((
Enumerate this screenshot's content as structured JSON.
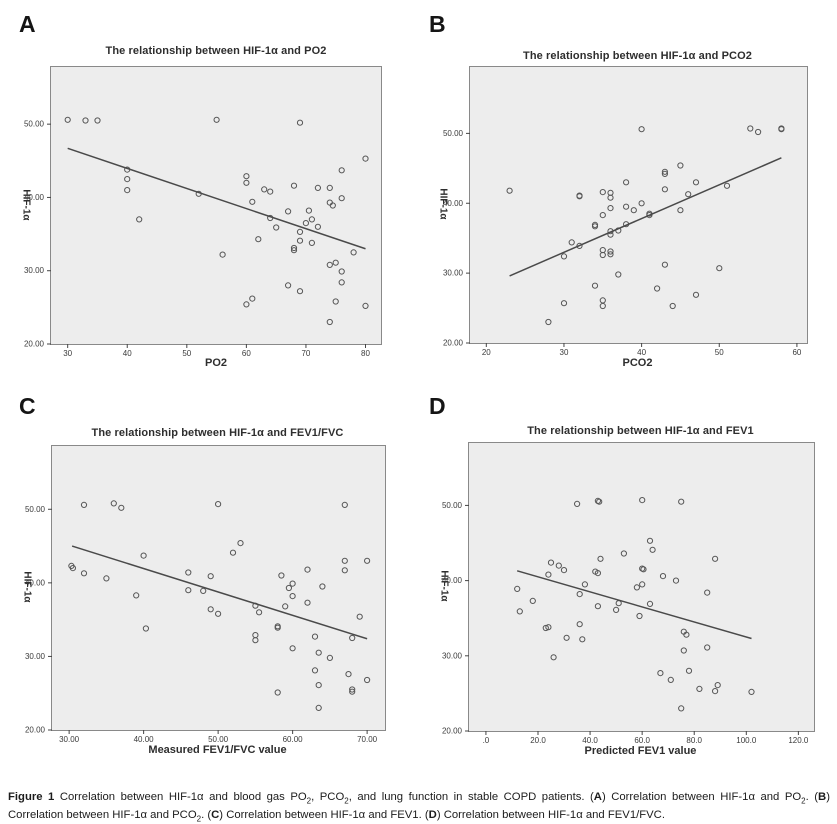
{
  "figure": {
    "panels": [
      {
        "label": "A"
      },
      {
        "label": "B"
      },
      {
        "label": "C"
      },
      {
        "label": "D"
      }
    ],
    "caption_runs": [
      {
        "text": "Figure 1 ",
        "bold": true
      },
      {
        "text": "Correlation between HIF-1α and blood gas PO"
      },
      {
        "text": "2",
        "sub": true
      },
      {
        "text": ", PCO"
      },
      {
        "text": "2",
        "sub": true
      },
      {
        "text": ", and lung function in stable COPD patients. ("
      },
      {
        "text": "A",
        "bold": true
      },
      {
        "text": ") Correlation between HIF-1α and PO"
      },
      {
        "text": "2",
        "sub": true
      },
      {
        "text": ". ("
      },
      {
        "text": "B",
        "bold": true
      },
      {
        "text": ") Correlation between HIF-1α and PCO"
      },
      {
        "text": "2",
        "sub": true
      },
      {
        "text": ". ("
      },
      {
        "text": "C",
        "bold": true
      },
      {
        "text": ") Correlation between HIF-1α and FEV1. ("
      },
      {
        "text": "D",
        "bold": true
      },
      {
        "text": ") Correlation between HIF-1α and FEV1/FVC."
      }
    ]
  },
  "style": {
    "plot_background": "#ededed",
    "plot_border": "#898989",
    "point_stroke": "#565656",
    "line_stroke": "#4a4a4a",
    "tick_stroke": "#444444"
  },
  "chart_data": [
    {
      "type": "scatter",
      "panel": "A",
      "title": "The relationship between HIF-1α and PO2",
      "xlabel": "PO2",
      "ylabel": "HIF-1α",
      "xlim": [
        27.2,
        82.6
      ],
      "ylim": [
        20,
        57.8
      ],
      "xticks": [
        30,
        40,
        50,
        60,
        70,
        80
      ],
      "xtick_labels": [
        "30",
        "40",
        "50",
        "60",
        "70",
        "80"
      ],
      "yticks": [
        20,
        30,
        40,
        50
      ],
      "ytick_labels": [
        "20.00",
        "30.00",
        "40.00",
        "50.00"
      ],
      "grid": false,
      "regression_line": {
        "x1": 30,
        "y1": 46.7,
        "x2": 80,
        "y2": 33.0
      },
      "points": [
        [
          30,
          50.6
        ],
        [
          33,
          50.5
        ],
        [
          35,
          50.5
        ],
        [
          55,
          50.6
        ],
        [
          69,
          50.2
        ],
        [
          40,
          43.8
        ],
        [
          40,
          42.5
        ],
        [
          40,
          41.0
        ],
        [
          42,
          37.0
        ],
        [
          52,
          40.5
        ],
        [
          56,
          32.2
        ],
        [
          60,
          42.9
        ],
        [
          60,
          42.0
        ],
        [
          61,
          39.4
        ],
        [
          62,
          34.3
        ],
        [
          60,
          25.4
        ],
        [
          61,
          26.2
        ],
        [
          63,
          41.1
        ],
        [
          64,
          40.8
        ],
        [
          64,
          37.2
        ],
        [
          65,
          35.9
        ],
        [
          67,
          38.1
        ],
        [
          67,
          28.0
        ],
        [
          69,
          27.2
        ],
        [
          68,
          41.6
        ],
        [
          68,
          33.1
        ],
        [
          68,
          32.8
        ],
        [
          69,
          35.3
        ],
        [
          69,
          34.1
        ],
        [
          70,
          36.5
        ],
        [
          70.5,
          38.2
        ],
        [
          71,
          37.0
        ],
        [
          71,
          33.8
        ],
        [
          72,
          41.3
        ],
        [
          72,
          36.0
        ],
        [
          74,
          41.3
        ],
        [
          74,
          39.3
        ],
        [
          74.5,
          38.9
        ],
        [
          76,
          39.9
        ],
        [
          74,
          30.8
        ],
        [
          75,
          31.1
        ],
        [
          74,
          23.0
        ],
        [
          75,
          25.8
        ],
        [
          76,
          43.7
        ],
        [
          76,
          29.9
        ],
        [
          76,
          28.4
        ],
        [
          78,
          32.5
        ],
        [
          80,
          45.3
        ],
        [
          80,
          25.2
        ]
      ]
    },
    {
      "type": "scatter",
      "panel": "B",
      "title": "The relationship between HIF-1α and PCO2",
      "xlabel": "PCO2",
      "ylabel": "HIF-1α",
      "xlim": [
        17.9,
        61.3
      ],
      "ylim": [
        20,
        59.5
      ],
      "xticks": [
        20,
        30,
        40,
        50,
        60
      ],
      "xtick_labels": [
        "20",
        "30",
        "40",
        "50",
        "60"
      ],
      "yticks": [
        20,
        30,
        40,
        50
      ],
      "ytick_labels": [
        "20.00",
        "30.00",
        "40.00",
        "50.00"
      ],
      "grid": false,
      "regression_line": {
        "x1": 23,
        "y1": 29.6,
        "x2": 58,
        "y2": 46.5
      },
      "points": [
        [
          23,
          41.8
        ],
        [
          28,
          23.0
        ],
        [
          30,
          32.4
        ],
        [
          30,
          25.7
        ],
        [
          31,
          34.4
        ],
        [
          32,
          41.1
        ],
        [
          32,
          41.0
        ],
        [
          32,
          33.9
        ],
        [
          34,
          36.7
        ],
        [
          34,
          36.9
        ],
        [
          34,
          28.2
        ],
        [
          35,
          41.6
        ],
        [
          35,
          38.3
        ],
        [
          35,
          33.3
        ],
        [
          35,
          32.6
        ],
        [
          35,
          26.1
        ],
        [
          35,
          25.3
        ],
        [
          36,
          41.5
        ],
        [
          36,
          40.8
        ],
        [
          36,
          39.3
        ],
        [
          36,
          36.0
        ],
        [
          36,
          35.5
        ],
        [
          36,
          33.1
        ],
        [
          36,
          32.7
        ],
        [
          37,
          36.1
        ],
        [
          37,
          29.8
        ],
        [
          38,
          43.0
        ],
        [
          38,
          39.5
        ],
        [
          38,
          37.0
        ],
        [
          39,
          39.0
        ],
        [
          40,
          50.6
        ],
        [
          40,
          40.0
        ],
        [
          41,
          38.3
        ],
        [
          41,
          38.5
        ],
        [
          42,
          27.8
        ],
        [
          43,
          44.5
        ],
        [
          43,
          44.2
        ],
        [
          43,
          42.0
        ],
        [
          43,
          31.2
        ],
        [
          44,
          25.3
        ],
        [
          45,
          45.4
        ],
        [
          45,
          39.0
        ],
        [
          46,
          41.3
        ],
        [
          47,
          43.0
        ],
        [
          47,
          26.9
        ],
        [
          50,
          30.7
        ],
        [
          51,
          42.5
        ],
        [
          54,
          50.7
        ],
        [
          55,
          50.2
        ],
        [
          58,
          50.6
        ],
        [
          58,
          50.7
        ]
      ]
    },
    {
      "type": "scatter",
      "panel": "C",
      "title": "The relationship between HIF-1α and FEV1/FVC",
      "xlabel": "Measured FEV1/FVC value",
      "ylabel": "HIF-1α",
      "xlim": [
        27.7,
        72.4
      ],
      "ylim": [
        20,
        58.6
      ],
      "xticks": [
        30,
        40,
        50,
        60,
        70
      ],
      "xtick_labels": [
        "30.00",
        "40.00",
        "50.00",
        "60.00",
        "70.00"
      ],
      "yticks": [
        20,
        30,
        40,
        50
      ],
      "ytick_labels": [
        "20.00",
        "30.00",
        "40.00",
        "50.00"
      ],
      "grid": false,
      "regression_line": {
        "x1": 30.4,
        "y1": 45.0,
        "x2": 70,
        "y2": 32.4
      },
      "points": [
        [
          30.3,
          42.3
        ],
        [
          30.5,
          42.0
        ],
        [
          32,
          50.6
        ],
        [
          32,
          41.3
        ],
        [
          35,
          40.6
        ],
        [
          36,
          50.8
        ],
        [
          37,
          50.2
        ],
        [
          39,
          38.3
        ],
        [
          40,
          43.7
        ],
        [
          40.3,
          33.8
        ],
        [
          46,
          41.4
        ],
        [
          46,
          39.0
        ],
        [
          48,
          38.9
        ],
        [
          49,
          40.9
        ],
        [
          49,
          36.4
        ],
        [
          50,
          50.7
        ],
        [
          50,
          35.8
        ],
        [
          52,
          44.1
        ],
        [
          53,
          45.4
        ],
        [
          55,
          36.9
        ],
        [
          55,
          32.2
        ],
        [
          55,
          32.9
        ],
        [
          55.5,
          36.0
        ],
        [
          58,
          34.1
        ],
        [
          58,
          33.9
        ],
        [
          58,
          25.1
        ],
        [
          58.5,
          41.0
        ],
        [
          59,
          36.8
        ],
        [
          59.5,
          39.3
        ],
        [
          60,
          39.9
        ],
        [
          60,
          38.2
        ],
        [
          60,
          31.1
        ],
        [
          62,
          37.3
        ],
        [
          62,
          41.8
        ],
        [
          63,
          32.7
        ],
        [
          63,
          28.1
        ],
        [
          63.5,
          30.5
        ],
        [
          63.5,
          26.1
        ],
        [
          63.5,
          23.0
        ],
        [
          64,
          39.5
        ],
        [
          65,
          29.8
        ],
        [
          67,
          50.6
        ],
        [
          67,
          43.0
        ],
        [
          67,
          41.7
        ],
        [
          67.5,
          27.6
        ],
        [
          68,
          32.5
        ],
        [
          68,
          25.5
        ],
        [
          68,
          25.2
        ],
        [
          69,
          35.4
        ],
        [
          70,
          26.8
        ],
        [
          70,
          43.0
        ]
      ]
    },
    {
      "type": "scatter",
      "panel": "D",
      "title": "The relationship between HIF-1α and FEV1",
      "xlabel": "Predicted FEV1 value",
      "ylabel": "HIF-1α",
      "xlim": [
        -6.5,
        126
      ],
      "ylim": [
        20,
        58.3
      ],
      "xticks": [
        0,
        20,
        40,
        60,
        80,
        100,
        120
      ],
      "xtick_labels": [
        ".0",
        "20.0",
        "40.0",
        "60.0",
        "80.0",
        "100.0",
        "120.0"
      ],
      "yticks": [
        20,
        30,
        40,
        50
      ],
      "ytick_labels": [
        "20.00",
        "30.00",
        "40.00",
        "50.00"
      ],
      "grid": false,
      "regression_line": {
        "x1": 12,
        "y1": 41.3,
        "x2": 102,
        "y2": 32.3
      },
      "points": [
        [
          12,
          38.9
        ],
        [
          13,
          35.9
        ],
        [
          18,
          37.3
        ],
        [
          23,
          33.7
        ],
        [
          24,
          33.8
        ],
        [
          25,
          42.4
        ],
        [
          24,
          40.8
        ],
        [
          26,
          29.8
        ],
        [
          28,
          42.0
        ],
        [
          30,
          41.4
        ],
        [
          31,
          32.4
        ],
        [
          35,
          50.2
        ],
        [
          36,
          38.2
        ],
        [
          36,
          34.2
        ],
        [
          37,
          32.2
        ],
        [
          38,
          39.5
        ],
        [
          42,
          41.2
        ],
        [
          43,
          50.6
        ],
        [
          43.5,
          50.5
        ],
        [
          43,
          41.0
        ],
        [
          43,
          36.6
        ],
        [
          44,
          42.9
        ],
        [
          50,
          36.1
        ],
        [
          51,
          37.0
        ],
        [
          53,
          43.6
        ],
        [
          58,
          39.1
        ],
        [
          59,
          35.3
        ],
        [
          60,
          50.7
        ],
        [
          60,
          41.6
        ],
        [
          60.5,
          41.5
        ],
        [
          60,
          39.5
        ],
        [
          63,
          45.3
        ],
        [
          63,
          36.9
        ],
        [
          64,
          44.1
        ],
        [
          67,
          27.7
        ],
        [
          68,
          40.6
        ],
        [
          71,
          26.8
        ],
        [
          73,
          40.0
        ],
        [
          75,
          50.5
        ],
        [
          75,
          23.0
        ],
        [
          76,
          30.7
        ],
        [
          76,
          33.2
        ],
        [
          77,
          32.8
        ],
        [
          78,
          28.0
        ],
        [
          82,
          25.6
        ],
        [
          85,
          38.4
        ],
        [
          85,
          31.1
        ],
        [
          88,
          42.9
        ],
        [
          88,
          25.3
        ],
        [
          89,
          26.1
        ],
        [
          102,
          25.2
        ]
      ]
    }
  ]
}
))
* WHAT IS BEING ASKED
Search the records for the word "between" and copy every line where it occurs.

* OUTPUT OF THE EXERCISE
        "text": "Correlation between HIF-1α and blood gas PO"
        "text": ") Correlation between HIF-1α and PO"
        "text": ") Correlation between HIF-1α and PCO"
        "text": ") Correlation between HIF-1α and FEV1. ("
        "text": ") Correlation between HIF-1α and FEV1/FVC."
      "title": "The relationship between HIF-1α and PO2",
      "title": "The relationship between HIF-1α and PCO2",
      "title": "The relationship between HIF-1α and FEV1/FVC",
      "title": "The relationship between HIF-1α and FEV1",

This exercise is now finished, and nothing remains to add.